(Dataset excerpt)
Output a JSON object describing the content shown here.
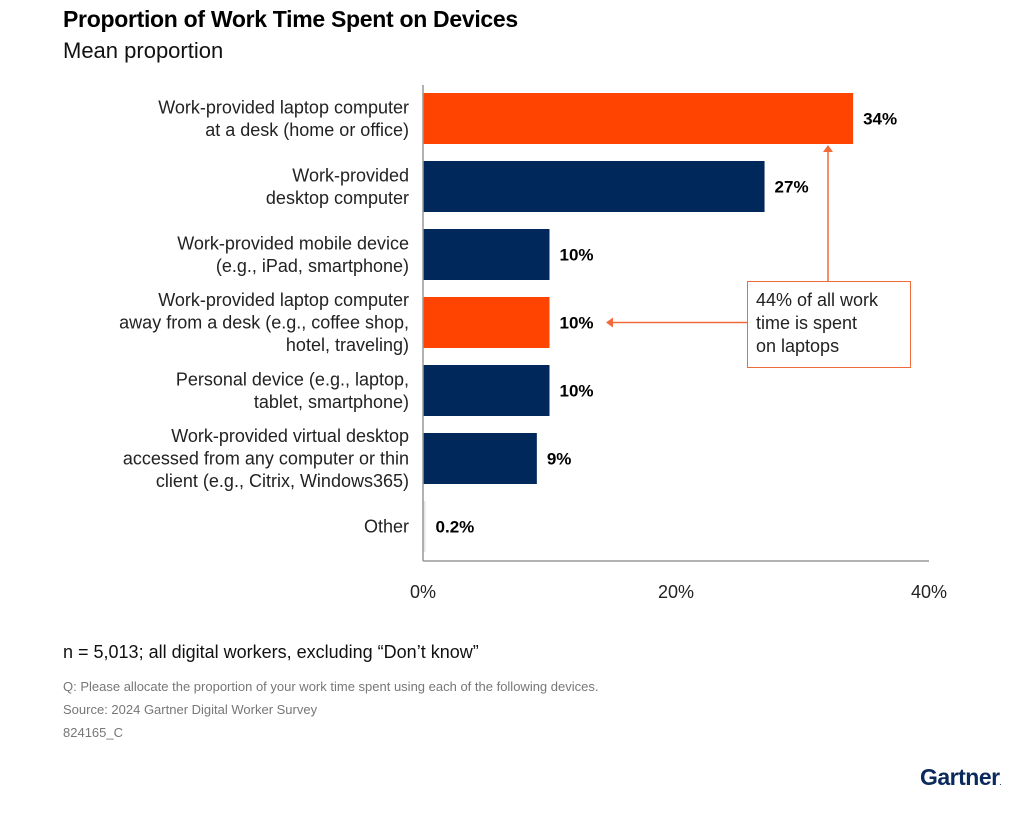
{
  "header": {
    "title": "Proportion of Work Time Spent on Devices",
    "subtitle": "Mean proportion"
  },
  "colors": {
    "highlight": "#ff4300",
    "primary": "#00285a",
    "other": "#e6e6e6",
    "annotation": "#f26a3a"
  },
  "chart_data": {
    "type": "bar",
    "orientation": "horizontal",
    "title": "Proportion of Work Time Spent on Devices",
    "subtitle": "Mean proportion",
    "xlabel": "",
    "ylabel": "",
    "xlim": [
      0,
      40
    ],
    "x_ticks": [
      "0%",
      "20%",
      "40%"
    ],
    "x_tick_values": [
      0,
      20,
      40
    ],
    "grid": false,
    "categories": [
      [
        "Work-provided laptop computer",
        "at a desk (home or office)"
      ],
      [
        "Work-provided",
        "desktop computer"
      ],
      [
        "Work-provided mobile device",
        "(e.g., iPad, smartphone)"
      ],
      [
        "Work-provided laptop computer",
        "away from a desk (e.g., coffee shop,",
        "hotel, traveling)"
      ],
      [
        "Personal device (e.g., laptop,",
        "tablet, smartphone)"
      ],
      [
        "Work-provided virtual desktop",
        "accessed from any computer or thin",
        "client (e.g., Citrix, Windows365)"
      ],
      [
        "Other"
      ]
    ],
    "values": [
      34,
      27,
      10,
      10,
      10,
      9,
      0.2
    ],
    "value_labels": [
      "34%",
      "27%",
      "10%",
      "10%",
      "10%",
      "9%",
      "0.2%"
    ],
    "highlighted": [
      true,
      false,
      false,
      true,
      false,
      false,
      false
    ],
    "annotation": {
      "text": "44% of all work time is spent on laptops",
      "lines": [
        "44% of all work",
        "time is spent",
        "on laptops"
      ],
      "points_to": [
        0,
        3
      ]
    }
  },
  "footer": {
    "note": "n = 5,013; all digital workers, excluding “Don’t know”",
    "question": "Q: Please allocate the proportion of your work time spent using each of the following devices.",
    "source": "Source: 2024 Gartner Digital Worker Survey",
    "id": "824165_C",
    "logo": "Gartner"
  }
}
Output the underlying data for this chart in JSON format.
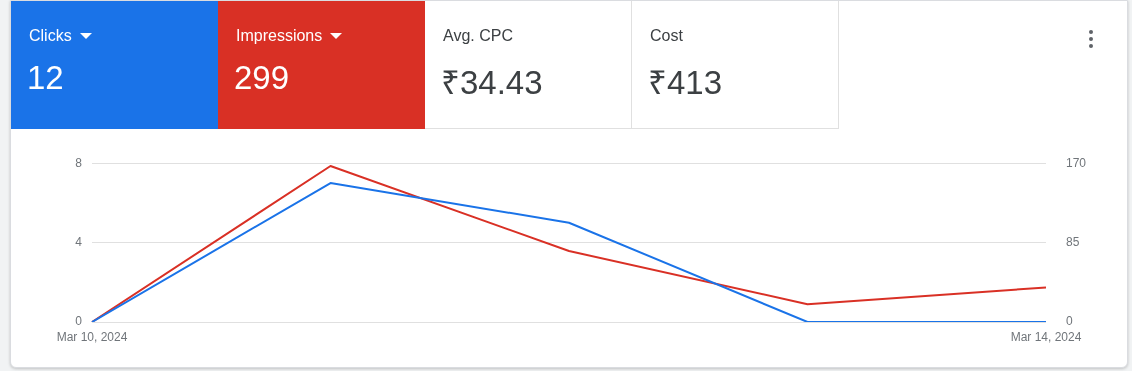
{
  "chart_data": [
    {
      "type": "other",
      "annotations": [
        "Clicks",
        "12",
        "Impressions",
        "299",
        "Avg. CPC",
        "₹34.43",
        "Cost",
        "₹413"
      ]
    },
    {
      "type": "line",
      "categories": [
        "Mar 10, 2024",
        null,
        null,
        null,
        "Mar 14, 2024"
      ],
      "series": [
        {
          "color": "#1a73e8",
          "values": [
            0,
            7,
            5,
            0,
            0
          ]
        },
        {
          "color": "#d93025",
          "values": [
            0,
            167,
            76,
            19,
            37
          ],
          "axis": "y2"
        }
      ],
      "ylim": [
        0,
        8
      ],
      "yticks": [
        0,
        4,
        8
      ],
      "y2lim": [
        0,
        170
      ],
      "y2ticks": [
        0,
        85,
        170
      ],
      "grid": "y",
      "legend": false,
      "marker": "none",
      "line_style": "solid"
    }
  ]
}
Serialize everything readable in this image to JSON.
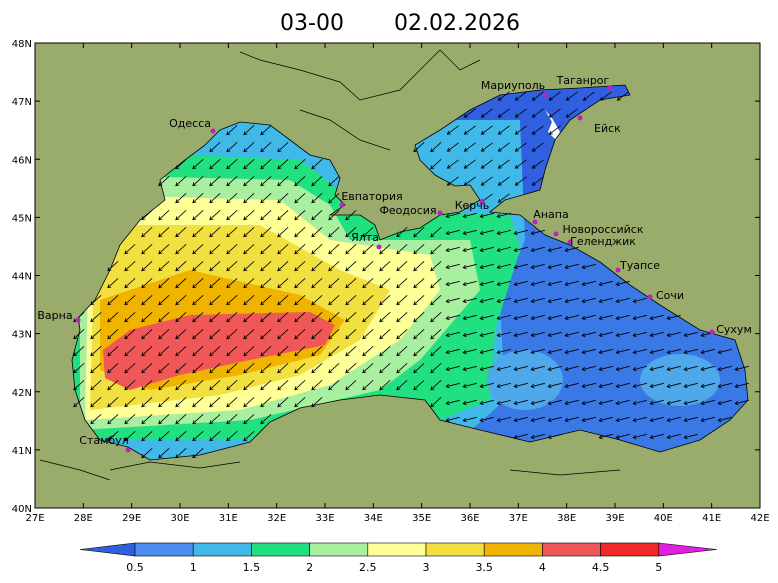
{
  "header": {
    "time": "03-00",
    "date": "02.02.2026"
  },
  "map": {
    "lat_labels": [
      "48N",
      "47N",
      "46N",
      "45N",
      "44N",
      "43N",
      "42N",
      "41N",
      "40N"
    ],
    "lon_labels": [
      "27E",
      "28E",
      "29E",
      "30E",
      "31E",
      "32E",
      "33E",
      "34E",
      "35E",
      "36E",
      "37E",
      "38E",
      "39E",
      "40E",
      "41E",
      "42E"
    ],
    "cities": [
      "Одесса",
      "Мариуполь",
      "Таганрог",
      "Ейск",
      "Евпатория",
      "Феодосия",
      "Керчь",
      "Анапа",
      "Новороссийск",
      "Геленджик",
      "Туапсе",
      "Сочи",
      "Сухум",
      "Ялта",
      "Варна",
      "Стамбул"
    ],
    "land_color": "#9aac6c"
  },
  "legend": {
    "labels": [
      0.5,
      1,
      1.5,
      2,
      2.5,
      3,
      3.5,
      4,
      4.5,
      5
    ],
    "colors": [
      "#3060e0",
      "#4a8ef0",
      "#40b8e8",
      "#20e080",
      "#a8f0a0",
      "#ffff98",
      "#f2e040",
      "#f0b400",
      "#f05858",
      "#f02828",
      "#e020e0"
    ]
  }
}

| Work to do |
Would you return the data exactly as written, without the pictures?

| Task answer |
Output a JSON object describing the content shown here.
{
  "header": {
    "title": "Proportion of Work Time Spent on Devices",
    "subtitle": "Mean proportion"
  },
  "colors": {
    "highlight": "#ff4300",
    "primary": "#00285a",
    "other": "#e6e6e6",
    "annotation": "#f26a3a"
  },
  "chart_data": {
    "type": "bar",
    "orientation": "horizontal",
    "title": "Proportion of Work Time Spent on Devices",
    "subtitle": "Mean proportion",
    "xlabel": "",
    "ylabel": "",
    "xlim": [
      0,
      40
    ],
    "x_ticks": [
      "0%",
      "20%",
      "40%"
    ],
    "x_tick_values": [
      0,
      20,
      40
    ],
    "grid": false,
    "categories": [
      [
        "Work-provided laptop computer",
        "at a desk (home or office)"
      ],
      [
        "Work-provided",
        "desktop computer"
      ],
      [
        "Work-provided mobile device",
        "(e.g., iPad, smartphone)"
      ],
      [
        "Work-provided laptop computer",
        "away from a desk (e.g., coffee shop,",
        "hotel, traveling)"
      ],
      [
        "Personal device (e.g., laptop,",
        "tablet, smartphone)"
      ],
      [
        "Work-provided virtual desktop",
        "accessed from any computer or thin",
        "client (e.g., Citrix, Windows365)"
      ],
      [
        "Other"
      ]
    ],
    "values": [
      34,
      27,
      10,
      10,
      10,
      9,
      0.2
    ],
    "value_labels": [
      "34%",
      "27%",
      "10%",
      "10%",
      "10%",
      "9%",
      "0.2%"
    ],
    "highlighted": [
      true,
      false,
      false,
      true,
      false,
      false,
      false
    ],
    "annotation": {
      "text": "44% of all work time is spent on laptops",
      "lines": [
        "44% of all work",
        "time is spent",
        "on laptops"
      ],
      "points_to": [
        0,
        3
      ]
    }
  },
  "footer": {
    "note": "n = 5,013; all digital workers, excluding “Don’t know”",
    "question": "Q: Please allocate the proportion of your work time spent using each of the following devices.",
    "source": "Source: 2024 Gartner Digital Worker Survey",
    "id": "824165_C",
    "logo": "Gartner"
  }
}
Output the underlying data for this chart in JSON format.
{
  "chart_data": [
    {
      "type": "other",
      "annotations": [
        "Clicks",
        "12",
        "Impressions",
        "299",
        "Avg. CPC",
        "₹34.43",
        "Cost",
        "₹413"
      ]
    },
    {
      "type": "line",
      "categories": [
        "Mar 10, 2024",
        null,
        null,
        null,
        "Mar 14, 2024"
      ],
      "series": [
        {
          "color": "#1a73e8",
          "values": [
            0,
            7,
            5,
            0,
            0
          ]
        },
        {
          "color": "#d93025",
          "values": [
            0,
            167,
            76,
            19,
            37
          ],
          "axis": "y2"
        }
      ],
      "ylim": [
        0,
        8
      ],
      "yticks": [
        0,
        4,
        8
      ],
      "y2lim": [
        0,
        170
      ],
      "y2ticks": [
        0,
        85,
        170
      ],
      "grid": "y",
      "legend": false,
      "marker": "none",
      "line_style": "solid"
    }
  ]
}
Serialize everything readable in this image to JSON.
{
  "header": {
    "time": "03-00",
    "date": "02.02.2026"
  },
  "map": {
    "lat_labels": [
      "48N",
      "47N",
      "46N",
      "45N",
      "44N",
      "43N",
      "42N",
      "41N",
      "40N"
    ],
    "lon_labels": [
      "27E",
      "28E",
      "29E",
      "30E",
      "31E",
      "32E",
      "33E",
      "34E",
      "35E",
      "36E",
      "37E",
      "38E",
      "39E",
      "40E",
      "41E",
      "42E"
    ],
    "cities": [
      "Одесса",
      "Мариуполь",
      "Таганрог",
      "Ейск",
      "Евпатория",
      "Феодосия",
      "Керчь",
      "Анапа",
      "Новороссийск",
      "Геленджик",
      "Туапсе",
      "Сочи",
      "Сухум",
      "Ялта",
      "Варна",
      "Стамбул"
    ],
    "land_color": "#9aac6c"
  },
  "legend": {
    "labels": [
      0.5,
      1,
      1.5,
      2,
      2.5,
      3,
      3.5,
      4,
      4.5,
      5
    ],
    "colors": [
      "#3060e0",
      "#4a8ef0",
      "#40b8e8",
      "#20e080",
      "#a8f0a0",
      "#ffff98",
      "#f2e040",
      "#f0b400",
      "#f05858",
      "#f02828",
      "#e020e0"
    ]
  }
}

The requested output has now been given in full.